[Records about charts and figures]
+ + + + +

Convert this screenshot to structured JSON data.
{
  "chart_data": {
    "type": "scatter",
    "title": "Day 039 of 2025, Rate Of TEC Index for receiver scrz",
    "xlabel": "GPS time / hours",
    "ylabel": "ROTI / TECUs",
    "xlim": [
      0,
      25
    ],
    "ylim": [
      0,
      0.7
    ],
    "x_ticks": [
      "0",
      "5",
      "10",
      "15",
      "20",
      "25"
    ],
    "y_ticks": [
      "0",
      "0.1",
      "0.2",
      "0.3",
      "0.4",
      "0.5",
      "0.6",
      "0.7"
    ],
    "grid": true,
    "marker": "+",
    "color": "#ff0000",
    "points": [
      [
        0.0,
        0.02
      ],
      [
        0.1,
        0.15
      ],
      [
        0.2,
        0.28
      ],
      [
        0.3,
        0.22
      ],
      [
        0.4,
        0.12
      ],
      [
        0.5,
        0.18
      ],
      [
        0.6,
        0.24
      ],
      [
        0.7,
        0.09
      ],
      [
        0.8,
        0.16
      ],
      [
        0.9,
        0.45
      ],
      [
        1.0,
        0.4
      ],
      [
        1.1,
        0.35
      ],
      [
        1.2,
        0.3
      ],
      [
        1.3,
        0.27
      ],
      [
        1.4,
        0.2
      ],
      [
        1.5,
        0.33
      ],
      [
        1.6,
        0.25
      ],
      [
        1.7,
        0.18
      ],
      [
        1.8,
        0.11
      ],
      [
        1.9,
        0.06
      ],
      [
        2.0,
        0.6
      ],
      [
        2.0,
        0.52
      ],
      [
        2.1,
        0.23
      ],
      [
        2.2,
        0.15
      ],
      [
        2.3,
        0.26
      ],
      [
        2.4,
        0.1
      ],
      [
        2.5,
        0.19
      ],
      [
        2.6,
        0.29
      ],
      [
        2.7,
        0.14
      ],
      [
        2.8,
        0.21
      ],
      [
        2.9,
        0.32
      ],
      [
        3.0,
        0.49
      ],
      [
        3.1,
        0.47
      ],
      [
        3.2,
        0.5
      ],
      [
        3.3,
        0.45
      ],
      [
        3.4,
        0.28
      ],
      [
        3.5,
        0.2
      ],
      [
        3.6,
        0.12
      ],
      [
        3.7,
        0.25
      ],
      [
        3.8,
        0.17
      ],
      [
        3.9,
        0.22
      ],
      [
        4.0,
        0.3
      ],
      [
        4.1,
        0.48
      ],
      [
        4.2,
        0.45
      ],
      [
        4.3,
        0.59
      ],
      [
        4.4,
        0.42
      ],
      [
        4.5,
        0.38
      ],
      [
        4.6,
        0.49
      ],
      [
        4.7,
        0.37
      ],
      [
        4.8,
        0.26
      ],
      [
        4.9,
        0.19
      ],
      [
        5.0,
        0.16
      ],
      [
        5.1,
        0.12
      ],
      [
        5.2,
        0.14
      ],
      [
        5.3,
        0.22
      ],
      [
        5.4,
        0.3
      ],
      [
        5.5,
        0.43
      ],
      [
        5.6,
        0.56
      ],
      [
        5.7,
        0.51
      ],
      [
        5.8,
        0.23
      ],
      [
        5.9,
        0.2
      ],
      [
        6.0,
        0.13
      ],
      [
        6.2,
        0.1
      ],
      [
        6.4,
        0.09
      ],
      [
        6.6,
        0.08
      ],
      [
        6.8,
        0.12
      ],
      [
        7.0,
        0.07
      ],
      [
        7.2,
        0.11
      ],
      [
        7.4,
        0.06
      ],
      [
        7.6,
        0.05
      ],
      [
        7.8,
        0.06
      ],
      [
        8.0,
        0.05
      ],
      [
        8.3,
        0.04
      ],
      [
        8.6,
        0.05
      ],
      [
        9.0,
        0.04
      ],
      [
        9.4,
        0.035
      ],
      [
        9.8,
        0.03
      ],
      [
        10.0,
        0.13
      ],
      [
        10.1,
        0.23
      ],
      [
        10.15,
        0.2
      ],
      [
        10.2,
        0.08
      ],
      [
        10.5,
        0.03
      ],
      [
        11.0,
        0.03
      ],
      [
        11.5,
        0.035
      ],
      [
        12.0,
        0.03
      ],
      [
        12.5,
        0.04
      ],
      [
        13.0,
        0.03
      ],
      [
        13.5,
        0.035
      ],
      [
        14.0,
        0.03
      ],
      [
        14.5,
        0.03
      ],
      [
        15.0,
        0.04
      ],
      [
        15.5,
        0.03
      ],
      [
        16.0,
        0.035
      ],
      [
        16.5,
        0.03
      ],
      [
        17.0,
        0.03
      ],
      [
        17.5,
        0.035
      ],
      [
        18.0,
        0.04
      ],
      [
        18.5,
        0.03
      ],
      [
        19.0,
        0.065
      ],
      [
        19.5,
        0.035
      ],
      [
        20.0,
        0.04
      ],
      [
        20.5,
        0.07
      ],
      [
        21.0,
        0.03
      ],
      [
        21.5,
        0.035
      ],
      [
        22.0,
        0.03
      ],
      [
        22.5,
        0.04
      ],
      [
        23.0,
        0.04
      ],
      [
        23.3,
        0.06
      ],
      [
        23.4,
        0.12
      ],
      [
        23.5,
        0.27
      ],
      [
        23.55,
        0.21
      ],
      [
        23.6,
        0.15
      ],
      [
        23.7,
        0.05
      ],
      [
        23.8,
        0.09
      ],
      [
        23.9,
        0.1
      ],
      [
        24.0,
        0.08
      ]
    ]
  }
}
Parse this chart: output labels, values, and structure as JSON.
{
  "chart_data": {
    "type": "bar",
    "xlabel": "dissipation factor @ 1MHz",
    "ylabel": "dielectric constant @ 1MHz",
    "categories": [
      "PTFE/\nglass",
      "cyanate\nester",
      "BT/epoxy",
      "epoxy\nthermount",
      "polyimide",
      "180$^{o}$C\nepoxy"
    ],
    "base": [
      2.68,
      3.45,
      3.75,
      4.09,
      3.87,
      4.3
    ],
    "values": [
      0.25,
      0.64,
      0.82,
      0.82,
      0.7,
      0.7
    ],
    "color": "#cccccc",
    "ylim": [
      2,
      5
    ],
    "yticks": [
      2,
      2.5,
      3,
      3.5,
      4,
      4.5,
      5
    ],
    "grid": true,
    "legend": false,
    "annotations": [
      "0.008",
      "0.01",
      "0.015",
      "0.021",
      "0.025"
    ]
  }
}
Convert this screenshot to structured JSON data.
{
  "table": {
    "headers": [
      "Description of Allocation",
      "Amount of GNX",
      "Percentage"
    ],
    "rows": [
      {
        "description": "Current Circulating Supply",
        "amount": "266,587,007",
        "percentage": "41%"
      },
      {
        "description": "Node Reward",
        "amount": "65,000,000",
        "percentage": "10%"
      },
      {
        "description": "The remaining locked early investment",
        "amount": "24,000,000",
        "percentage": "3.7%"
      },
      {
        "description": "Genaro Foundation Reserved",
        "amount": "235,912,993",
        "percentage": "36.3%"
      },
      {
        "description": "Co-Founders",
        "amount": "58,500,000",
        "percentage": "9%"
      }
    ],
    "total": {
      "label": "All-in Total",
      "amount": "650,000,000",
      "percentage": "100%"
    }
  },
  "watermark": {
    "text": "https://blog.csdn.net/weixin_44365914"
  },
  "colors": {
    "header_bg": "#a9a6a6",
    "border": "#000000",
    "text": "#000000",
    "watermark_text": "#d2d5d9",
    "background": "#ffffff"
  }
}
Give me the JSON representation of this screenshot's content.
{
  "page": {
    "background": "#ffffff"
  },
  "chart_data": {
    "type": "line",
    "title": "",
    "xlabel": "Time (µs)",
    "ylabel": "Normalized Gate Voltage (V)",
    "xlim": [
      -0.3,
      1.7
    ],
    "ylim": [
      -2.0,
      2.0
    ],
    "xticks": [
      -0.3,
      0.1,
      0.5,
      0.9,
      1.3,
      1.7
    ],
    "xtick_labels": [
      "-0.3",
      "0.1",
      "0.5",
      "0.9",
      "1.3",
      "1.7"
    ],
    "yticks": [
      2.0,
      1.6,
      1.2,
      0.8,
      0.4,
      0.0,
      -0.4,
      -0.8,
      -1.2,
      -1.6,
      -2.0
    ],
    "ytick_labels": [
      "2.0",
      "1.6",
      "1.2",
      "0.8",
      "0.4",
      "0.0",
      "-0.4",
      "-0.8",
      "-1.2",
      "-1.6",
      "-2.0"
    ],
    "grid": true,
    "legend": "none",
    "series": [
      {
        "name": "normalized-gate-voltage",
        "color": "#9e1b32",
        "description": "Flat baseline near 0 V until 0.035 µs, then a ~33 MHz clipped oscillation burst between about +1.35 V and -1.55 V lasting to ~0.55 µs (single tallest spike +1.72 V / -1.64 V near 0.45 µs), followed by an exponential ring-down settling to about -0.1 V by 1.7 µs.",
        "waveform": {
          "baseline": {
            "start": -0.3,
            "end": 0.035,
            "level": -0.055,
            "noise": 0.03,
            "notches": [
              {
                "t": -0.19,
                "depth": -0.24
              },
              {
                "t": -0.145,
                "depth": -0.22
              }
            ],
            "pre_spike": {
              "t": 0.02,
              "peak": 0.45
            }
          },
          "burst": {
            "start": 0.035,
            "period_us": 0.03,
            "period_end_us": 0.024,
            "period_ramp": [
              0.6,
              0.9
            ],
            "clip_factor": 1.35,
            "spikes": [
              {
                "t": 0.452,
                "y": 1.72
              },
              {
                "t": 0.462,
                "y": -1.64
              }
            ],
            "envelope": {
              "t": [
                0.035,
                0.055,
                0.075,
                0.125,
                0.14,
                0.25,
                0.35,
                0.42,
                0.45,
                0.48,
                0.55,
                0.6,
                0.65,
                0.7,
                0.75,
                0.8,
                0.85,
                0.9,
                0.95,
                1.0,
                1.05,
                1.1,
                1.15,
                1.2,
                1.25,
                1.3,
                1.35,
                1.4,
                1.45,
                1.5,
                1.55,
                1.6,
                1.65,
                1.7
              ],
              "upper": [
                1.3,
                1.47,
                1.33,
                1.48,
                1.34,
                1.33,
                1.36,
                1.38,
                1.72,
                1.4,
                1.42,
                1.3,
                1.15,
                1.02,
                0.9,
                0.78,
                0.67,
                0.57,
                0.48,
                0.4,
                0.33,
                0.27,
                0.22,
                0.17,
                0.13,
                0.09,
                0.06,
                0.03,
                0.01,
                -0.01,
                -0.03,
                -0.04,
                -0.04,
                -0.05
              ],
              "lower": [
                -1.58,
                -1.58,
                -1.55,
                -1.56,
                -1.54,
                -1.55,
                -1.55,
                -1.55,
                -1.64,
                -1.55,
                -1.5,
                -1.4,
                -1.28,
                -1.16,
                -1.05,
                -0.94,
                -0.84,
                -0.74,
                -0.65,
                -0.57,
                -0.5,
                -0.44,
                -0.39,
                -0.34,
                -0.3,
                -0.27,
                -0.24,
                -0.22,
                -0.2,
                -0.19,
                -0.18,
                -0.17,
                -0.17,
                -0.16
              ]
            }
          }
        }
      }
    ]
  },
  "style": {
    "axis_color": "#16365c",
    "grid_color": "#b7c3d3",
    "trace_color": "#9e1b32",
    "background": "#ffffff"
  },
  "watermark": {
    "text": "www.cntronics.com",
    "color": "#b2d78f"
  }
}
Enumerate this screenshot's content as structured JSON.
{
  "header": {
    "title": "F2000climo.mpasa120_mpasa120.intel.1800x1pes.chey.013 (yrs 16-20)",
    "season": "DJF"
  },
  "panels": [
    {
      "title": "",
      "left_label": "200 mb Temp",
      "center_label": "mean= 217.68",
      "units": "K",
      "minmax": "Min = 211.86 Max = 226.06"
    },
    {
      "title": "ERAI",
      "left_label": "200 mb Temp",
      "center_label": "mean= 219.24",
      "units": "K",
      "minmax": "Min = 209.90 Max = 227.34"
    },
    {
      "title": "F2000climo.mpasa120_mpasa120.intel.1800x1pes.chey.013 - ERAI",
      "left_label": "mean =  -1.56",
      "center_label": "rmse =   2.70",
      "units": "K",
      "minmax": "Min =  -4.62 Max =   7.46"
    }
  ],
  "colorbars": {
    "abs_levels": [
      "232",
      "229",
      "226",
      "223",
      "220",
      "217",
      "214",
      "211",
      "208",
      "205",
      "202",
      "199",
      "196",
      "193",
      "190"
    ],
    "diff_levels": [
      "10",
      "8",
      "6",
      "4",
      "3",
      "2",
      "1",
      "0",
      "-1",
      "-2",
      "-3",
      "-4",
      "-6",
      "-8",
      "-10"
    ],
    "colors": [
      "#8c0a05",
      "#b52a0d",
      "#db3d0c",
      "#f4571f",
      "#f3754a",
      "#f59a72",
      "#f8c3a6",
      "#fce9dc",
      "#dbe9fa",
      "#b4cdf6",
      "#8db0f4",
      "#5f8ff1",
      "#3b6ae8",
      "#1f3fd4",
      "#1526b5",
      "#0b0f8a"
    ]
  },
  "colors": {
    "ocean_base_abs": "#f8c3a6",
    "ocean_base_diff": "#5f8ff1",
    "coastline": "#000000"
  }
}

+ + + + +

▶ [Goal of the exercise] Your answer should be a single number: the count of lines in the data that include the word "screenshot".

▶ [Solved problem] 4